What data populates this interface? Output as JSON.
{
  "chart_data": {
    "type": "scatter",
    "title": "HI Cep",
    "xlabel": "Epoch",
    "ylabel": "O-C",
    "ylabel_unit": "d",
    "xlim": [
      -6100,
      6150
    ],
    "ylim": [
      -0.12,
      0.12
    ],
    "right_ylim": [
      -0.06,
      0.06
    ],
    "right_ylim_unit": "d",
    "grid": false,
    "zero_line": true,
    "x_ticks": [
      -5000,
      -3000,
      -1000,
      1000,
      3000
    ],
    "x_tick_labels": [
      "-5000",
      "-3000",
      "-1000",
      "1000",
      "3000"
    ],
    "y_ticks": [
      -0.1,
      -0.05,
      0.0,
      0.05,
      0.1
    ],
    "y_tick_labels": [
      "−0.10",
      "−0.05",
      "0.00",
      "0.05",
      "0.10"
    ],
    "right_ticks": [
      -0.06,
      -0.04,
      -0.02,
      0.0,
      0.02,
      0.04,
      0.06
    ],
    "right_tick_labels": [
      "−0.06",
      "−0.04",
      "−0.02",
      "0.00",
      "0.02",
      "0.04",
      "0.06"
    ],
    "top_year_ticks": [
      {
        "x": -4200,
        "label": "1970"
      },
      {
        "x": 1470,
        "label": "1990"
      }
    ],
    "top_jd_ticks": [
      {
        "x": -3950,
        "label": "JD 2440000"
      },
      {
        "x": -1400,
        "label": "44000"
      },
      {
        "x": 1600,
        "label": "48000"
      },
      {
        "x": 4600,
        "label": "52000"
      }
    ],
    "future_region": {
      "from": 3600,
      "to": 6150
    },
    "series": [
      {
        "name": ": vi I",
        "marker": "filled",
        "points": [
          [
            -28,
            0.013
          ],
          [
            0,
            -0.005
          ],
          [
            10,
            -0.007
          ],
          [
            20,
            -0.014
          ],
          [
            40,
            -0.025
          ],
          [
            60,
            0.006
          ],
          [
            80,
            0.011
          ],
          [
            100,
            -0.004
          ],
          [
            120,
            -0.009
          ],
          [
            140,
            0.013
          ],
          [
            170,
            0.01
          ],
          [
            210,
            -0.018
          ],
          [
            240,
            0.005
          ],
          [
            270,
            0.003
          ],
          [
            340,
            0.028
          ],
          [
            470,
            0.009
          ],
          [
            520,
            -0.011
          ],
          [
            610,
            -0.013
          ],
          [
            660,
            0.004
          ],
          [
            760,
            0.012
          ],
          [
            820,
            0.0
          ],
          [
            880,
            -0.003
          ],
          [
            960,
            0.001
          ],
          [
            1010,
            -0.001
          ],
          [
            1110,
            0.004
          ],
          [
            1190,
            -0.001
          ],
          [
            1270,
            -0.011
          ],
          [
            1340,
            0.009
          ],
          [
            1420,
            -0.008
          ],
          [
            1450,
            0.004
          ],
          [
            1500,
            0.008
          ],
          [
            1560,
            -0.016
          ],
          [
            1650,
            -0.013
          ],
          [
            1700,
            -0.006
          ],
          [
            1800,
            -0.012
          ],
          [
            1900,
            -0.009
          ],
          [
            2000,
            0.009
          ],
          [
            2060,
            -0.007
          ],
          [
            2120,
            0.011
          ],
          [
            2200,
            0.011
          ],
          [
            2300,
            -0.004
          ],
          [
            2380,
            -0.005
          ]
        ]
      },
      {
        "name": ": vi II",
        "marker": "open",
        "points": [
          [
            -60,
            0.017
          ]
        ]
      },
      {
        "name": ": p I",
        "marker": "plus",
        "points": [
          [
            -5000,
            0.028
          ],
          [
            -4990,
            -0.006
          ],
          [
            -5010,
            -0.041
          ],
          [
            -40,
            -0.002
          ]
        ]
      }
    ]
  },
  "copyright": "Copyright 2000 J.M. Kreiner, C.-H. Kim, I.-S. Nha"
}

What you should do: Retype the listing exactly, in full.

Solution below:
What data populates this interface? Output as JSON.
{
  "chart_data": {
    "type": "scatter",
    "title": "HI Cep",
    "xlabel": "Epoch",
    "ylabel": "O-C",
    "ylabel_unit": "d",
    "xlim": [
      -6100,
      6150
    ],
    "ylim": [
      -0.12,
      0.12
    ],
    "right_ylim": [
      -0.06,
      0.06
    ],
    "right_ylim_unit": "d",
    "grid": false,
    "zero_line": true,
    "x_ticks": [
      -5000,
      -3000,
      -1000,
      1000,
      3000
    ],
    "x_tick_labels": [
      "-5000",
      "-3000",
      "-1000",
      "1000",
      "3000"
    ],
    "y_ticks": [
      -0.1,
      -0.05,
      0.0,
      0.05,
      0.1
    ],
    "y_tick_labels": [
      "−0.10",
      "−0.05",
      "0.00",
      "0.05",
      "0.10"
    ],
    "right_ticks": [
      -0.06,
      -0.04,
      -0.02,
      0.0,
      0.02,
      0.04,
      0.06
    ],
    "right_tick_labels": [
      "−0.06",
      "−0.04",
      "−0.02",
      "0.00",
      "0.02",
      "0.04",
      "0.06"
    ],
    "top_year_ticks": [
      {
        "x": -4200,
        "label": "1970"
      },
      {
        "x": 1470,
        "label": "1990"
      }
    ],
    "top_jd_ticks": [
      {
        "x": -3950,
        "label": "JD 2440000"
      },
      {
        "x": -1400,
        "label": "44000"
      },
      {
        "x": 1600,
        "label": "48000"
      },
      {
        "x": 4600,
        "label": "52000"
      }
    ],
    "future_region": {
      "from": 3600,
      "to": 6150
    },
    "series": [
      {
        "name": ": vi I",
        "marker": "filled",
        "points": [
          [
            -28,
            0.013
          ],
          [
            0,
            -0.005
          ],
          [
            10,
            -0.007
          ],
          [
            20,
            -0.014
          ],
          [
            40,
            -0.025
          ],
          [
            60,
            0.006
          ],
          [
            80,
            0.011
          ],
          [
            100,
            -0.004
          ],
          [
            120,
            -0.009
          ],
          [
            140,
            0.013
          ],
          [
            170,
            0.01
          ],
          [
            210,
            -0.018
          ],
          [
            240,
            0.005
          ],
          [
            270,
            0.003
          ],
          [
            340,
            0.028
          ],
          [
            470,
            0.009
          ],
          [
            520,
            -0.011
          ],
          [
            610,
            -0.013
          ],
          [
            660,
            0.004
          ],
          [
            760,
            0.012
          ],
          [
            820,
            0.0
          ],
          [
            880,
            -0.003
          ],
          [
            960,
            0.001
          ],
          [
            1010,
            -0.001
          ],
          [
            1110,
            0.004
          ],
          [
            1190,
            -0.001
          ],
          [
            1270,
            -0.011
          ],
          [
            1340,
            0.009
          ],
          [
            1420,
            -0.008
          ],
          [
            1450,
            0.004
          ],
          [
            1500,
            0.008
          ],
          [
            1560,
            -0.016
          ],
          [
            1650,
            -0.013
          ],
          [
            1700,
            -0.006
          ],
          [
            1800,
            -0.012
          ],
          [
            1900,
            -0.009
          ],
          [
            2000,
            0.009
          ],
          [
            2060,
            -0.007
          ],
          [
            2120,
            0.011
          ],
          [
            2200,
            0.011
          ],
          [
            2300,
            -0.004
          ],
          [
            2380,
            -0.005
          ]
        ]
      },
      {
        "name": ": vi II",
        "marker": "open",
        "points": [
          [
            -60,
            0.017
          ]
        ]
      },
      {
        "name": ": p I",
        "marker": "plus",
        "points": [
          [
            -5000,
            0.028
          ],
          [
            -4990,
            -0.006
          ],
          [
            -5010,
            -0.041
          ],
          [
            -40,
            -0.002
          ]
        ]
      }
    ]
  },
  "copyright": "Copyright 2000 J.M. Kreiner, C.-H. Kim, I.-S. Nha"
}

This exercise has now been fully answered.